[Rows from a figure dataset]
------------

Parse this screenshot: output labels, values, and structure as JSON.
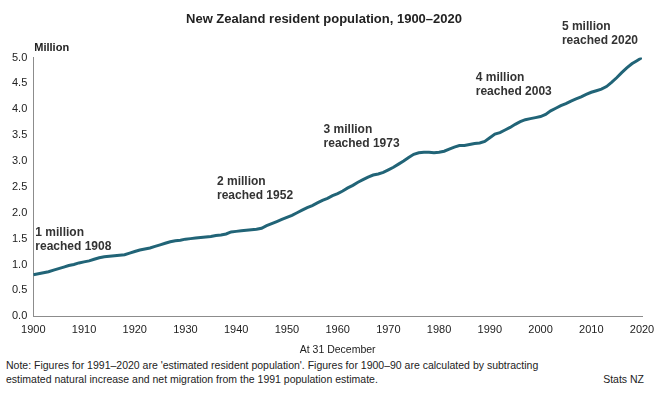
{
  "chart_data": {
    "type": "line",
    "title": "New Zealand resident population, 1900–2020",
    "xlabel": "At 31 December",
    "ylabel": "Million",
    "x": [
      1900,
      1901,
      1902,
      1903,
      1904,
      1905,
      1906,
      1907,
      1908,
      1909,
      1910,
      1911,
      1912,
      1913,
      1914,
      1915,
      1916,
      1917,
      1918,
      1919,
      1920,
      1921,
      1922,
      1923,
      1924,
      1925,
      1926,
      1927,
      1928,
      1929,
      1930,
      1931,
      1932,
      1933,
      1934,
      1935,
      1936,
      1937,
      1938,
      1939,
      1940,
      1941,
      1942,
      1943,
      1944,
      1945,
      1946,
      1947,
      1948,
      1949,
      1950,
      1951,
      1952,
      1953,
      1954,
      1955,
      1956,
      1957,
      1958,
      1959,
      1960,
      1961,
      1962,
      1963,
      1964,
      1965,
      1966,
      1967,
      1968,
      1969,
      1970,
      1971,
      1972,
      1973,
      1974,
      1975,
      1976,
      1977,
      1978,
      1979,
      1980,
      1981,
      1982,
      1983,
      1984,
      1985,
      1986,
      1987,
      1988,
      1989,
      1990,
      1991,
      1992,
      1993,
      1994,
      1995,
      1996,
      1997,
      1998,
      1999,
      2000,
      2001,
      2002,
      2003,
      2004,
      2005,
      2006,
      2007,
      2008,
      2009,
      2010,
      2011,
      2012,
      2013,
      2014,
      2015,
      2016,
      2017,
      2018,
      2019,
      2020
    ],
    "values": [
      0.8,
      0.82,
      0.84,
      0.86,
      0.89,
      0.92,
      0.95,
      0.98,
      1.0,
      1.03,
      1.05,
      1.07,
      1.1,
      1.13,
      1.15,
      1.16,
      1.17,
      1.18,
      1.19,
      1.22,
      1.25,
      1.28,
      1.3,
      1.32,
      1.35,
      1.38,
      1.41,
      1.44,
      1.46,
      1.47,
      1.49,
      1.5,
      1.51,
      1.52,
      1.53,
      1.54,
      1.56,
      1.57,
      1.59,
      1.63,
      1.64,
      1.65,
      1.66,
      1.67,
      1.68,
      1.7,
      1.75,
      1.79,
      1.83,
      1.87,
      1.91,
      1.95,
      2.0,
      2.05,
      2.1,
      2.14,
      2.19,
      2.24,
      2.28,
      2.33,
      2.37,
      2.42,
      2.48,
      2.53,
      2.59,
      2.64,
      2.69,
      2.73,
      2.75,
      2.78,
      2.83,
      2.88,
      2.94,
      3.0,
      3.07,
      3.13,
      3.16,
      3.17,
      3.17,
      3.16,
      3.17,
      3.19,
      3.23,
      3.27,
      3.3,
      3.3,
      3.32,
      3.34,
      3.35,
      3.38,
      3.45,
      3.52,
      3.55,
      3.6,
      3.65,
      3.71,
      3.76,
      3.8,
      3.82,
      3.84,
      3.86,
      3.9,
      3.97,
      4.02,
      4.07,
      4.11,
      4.16,
      4.2,
      4.24,
      4.29,
      4.33,
      4.36,
      4.39,
      4.44,
      4.52,
      4.61,
      4.71,
      4.8,
      4.88,
      4.94,
      5.0
    ],
    "color": "#216477",
    "xlim": [
      1900,
      2020
    ],
    "xticks": [
      1900,
      1910,
      1920,
      1930,
      1940,
      1950,
      1960,
      1970,
      1980,
      1990,
      2000,
      2010,
      2020
    ],
    "ylim": [
      0,
      5
    ],
    "yticks": [
      {
        "value": 0,
        "label": "0.0"
      },
      {
        "value": 0.5,
        "label": "0.5"
      },
      {
        "value": 1,
        "label": "1.0"
      },
      {
        "value": 1.5,
        "label": "1.5"
      },
      {
        "value": 2,
        "label": "2.0"
      },
      {
        "value": 2.5,
        "label": "2.5"
      },
      {
        "value": 3,
        "label": "3.0"
      },
      {
        "value": 3.5,
        "label": "3.5"
      },
      {
        "value": 4,
        "label": "4.0"
      },
      {
        "value": 4.5,
        "label": "4.5"
      },
      {
        "value": 5,
        "label": "5.0"
      }
    ],
    "grid": false,
    "annotations": [
      {
        "text": [
          "1 million",
          "reached 1908"
        ],
        "x": 1908,
        "y": 1.0
      },
      {
        "text": [
          "2 million",
          "reached 1952"
        ],
        "x": 1952,
        "y": 2.0
      },
      {
        "text": [
          "3 million",
          "reached 1973"
        ],
        "x": 1973,
        "y": 3.0
      },
      {
        "text": [
          "4 million",
          "reached 2003"
        ],
        "x": 2003,
        "y": 4.0
      },
      {
        "text": [
          "5 million",
          "reached 2020"
        ],
        "x": 2020,
        "y": 5.0
      }
    ],
    "note": [
      "Note:  Figures for 1991–2020 are 'estimated resident population'. Figures for 1900–90 are calculated by subtracting",
      "estimated natural increase and net migration from the 1991 population estimate."
    ],
    "source": "Stats NZ"
  }
}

------------

__What you should do__
Reproduce the data verbatim. Do not carry any picture into the copy.

__Final result__
Parse this screenshot: output labels, values, and structure as JSON.
{
  "chart_data": {
    "type": "line",
    "title": "New Zealand resident population, 1900–2020",
    "xlabel": "At 31 December",
    "ylabel": "Million",
    "x": [
      1900,
      1901,
      1902,
      1903,
      1904,
      1905,
      1906,
      1907,
      1908,
      1909,
      1910,
      1911,
      1912,
      1913,
      1914,
      1915,
      1916,
      1917,
      1918,
      1919,
      1920,
      1921,
      1922,
      1923,
      1924,
      1925,
      1926,
      1927,
      1928,
      1929,
      1930,
      1931,
      1932,
      1933,
      1934,
      1935,
      1936,
      1937,
      1938,
      1939,
      1940,
      1941,
      1942,
      1943,
      1944,
      1945,
      1946,
      1947,
      1948,
      1949,
      1950,
      1951,
      1952,
      1953,
      1954,
      1955,
      1956,
      1957,
      1958,
      1959,
      1960,
      1961,
      1962,
      1963,
      1964,
      1965,
      1966,
      1967,
      1968,
      1969,
      1970,
      1971,
      1972,
      1973,
      1974,
      1975,
      1976,
      1977,
      1978,
      1979,
      1980,
      1981,
      1982,
      1983,
      1984,
      1985,
      1986,
      1987,
      1988,
      1989,
      1990,
      1991,
      1992,
      1993,
      1994,
      1995,
      1996,
      1997,
      1998,
      1999,
      2000,
      2001,
      2002,
      2003,
      2004,
      2005,
      2006,
      2007,
      2008,
      2009,
      2010,
      2011,
      2012,
      2013,
      2014,
      2015,
      2016,
      2017,
      2018,
      2019,
      2020
    ],
    "values": [
      0.8,
      0.82,
      0.84,
      0.86,
      0.89,
      0.92,
      0.95,
      0.98,
      1.0,
      1.03,
      1.05,
      1.07,
      1.1,
      1.13,
      1.15,
      1.16,
      1.17,
      1.18,
      1.19,
      1.22,
      1.25,
      1.28,
      1.3,
      1.32,
      1.35,
      1.38,
      1.41,
      1.44,
      1.46,
      1.47,
      1.49,
      1.5,
      1.51,
      1.52,
      1.53,
      1.54,
      1.56,
      1.57,
      1.59,
      1.63,
      1.64,
      1.65,
      1.66,
      1.67,
      1.68,
      1.7,
      1.75,
      1.79,
      1.83,
      1.87,
      1.91,
      1.95,
      2.0,
      2.05,
      2.1,
      2.14,
      2.19,
      2.24,
      2.28,
      2.33,
      2.37,
      2.42,
      2.48,
      2.53,
      2.59,
      2.64,
      2.69,
      2.73,
      2.75,
      2.78,
      2.83,
      2.88,
      2.94,
      3.0,
      3.07,
      3.13,
      3.16,
      3.17,
      3.17,
      3.16,
      3.17,
      3.19,
      3.23,
      3.27,
      3.3,
      3.3,
      3.32,
      3.34,
      3.35,
      3.38,
      3.45,
      3.52,
      3.55,
      3.6,
      3.65,
      3.71,
      3.76,
      3.8,
      3.82,
      3.84,
      3.86,
      3.9,
      3.97,
      4.02,
      4.07,
      4.11,
      4.16,
      4.2,
      4.24,
      4.29,
      4.33,
      4.36,
      4.39,
      4.44,
      4.52,
      4.61,
      4.71,
      4.8,
      4.88,
      4.94,
      5.0
    ],
    "color": "#216477",
    "xlim": [
      1900,
      2020
    ],
    "xticks": [
      1900,
      1910,
      1920,
      1930,
      1940,
      1950,
      1960,
      1970,
      1980,
      1990,
      2000,
      2010,
      2020
    ],
    "ylim": [
      0,
      5
    ],
    "yticks": [
      {
        "value": 0,
        "label": "0.0"
      },
      {
        "value": 0.5,
        "label": "0.5"
      },
      {
        "value": 1,
        "label": "1.0"
      },
      {
        "value": 1.5,
        "label": "1.5"
      },
      {
        "value": 2,
        "label": "2.0"
      },
      {
        "value": 2.5,
        "label": "2.5"
      },
      {
        "value": 3,
        "label": "3.0"
      },
      {
        "value": 3.5,
        "label": "3.5"
      },
      {
        "value": 4,
        "label": "4.0"
      },
      {
        "value": 4.5,
        "label": "4.5"
      },
      {
        "value": 5,
        "label": "5.0"
      }
    ],
    "grid": false,
    "annotations": [
      {
        "text": [
          "1 million",
          "reached 1908"
        ],
        "x": 1908,
        "y": 1.0
      },
      {
        "text": [
          "2 million",
          "reached 1952"
        ],
        "x": 1952,
        "y": 2.0
      },
      {
        "text": [
          "3 million",
          "reached 1973"
        ],
        "x": 1973,
        "y": 3.0
      },
      {
        "text": [
          "4 million",
          "reached 2003"
        ],
        "x": 2003,
        "y": 4.0
      },
      {
        "text": [
          "5 million",
          "reached 2020"
        ],
        "x": 2020,
        "y": 5.0
      }
    ],
    "note": [
      "Note:  Figures for 1991–2020 are 'estimated resident population'. Figures for 1900–90 are calculated by subtracting",
      "estimated natural increase and net migration from the 1991 population estimate."
    ],
    "source": "Stats NZ"
  }
}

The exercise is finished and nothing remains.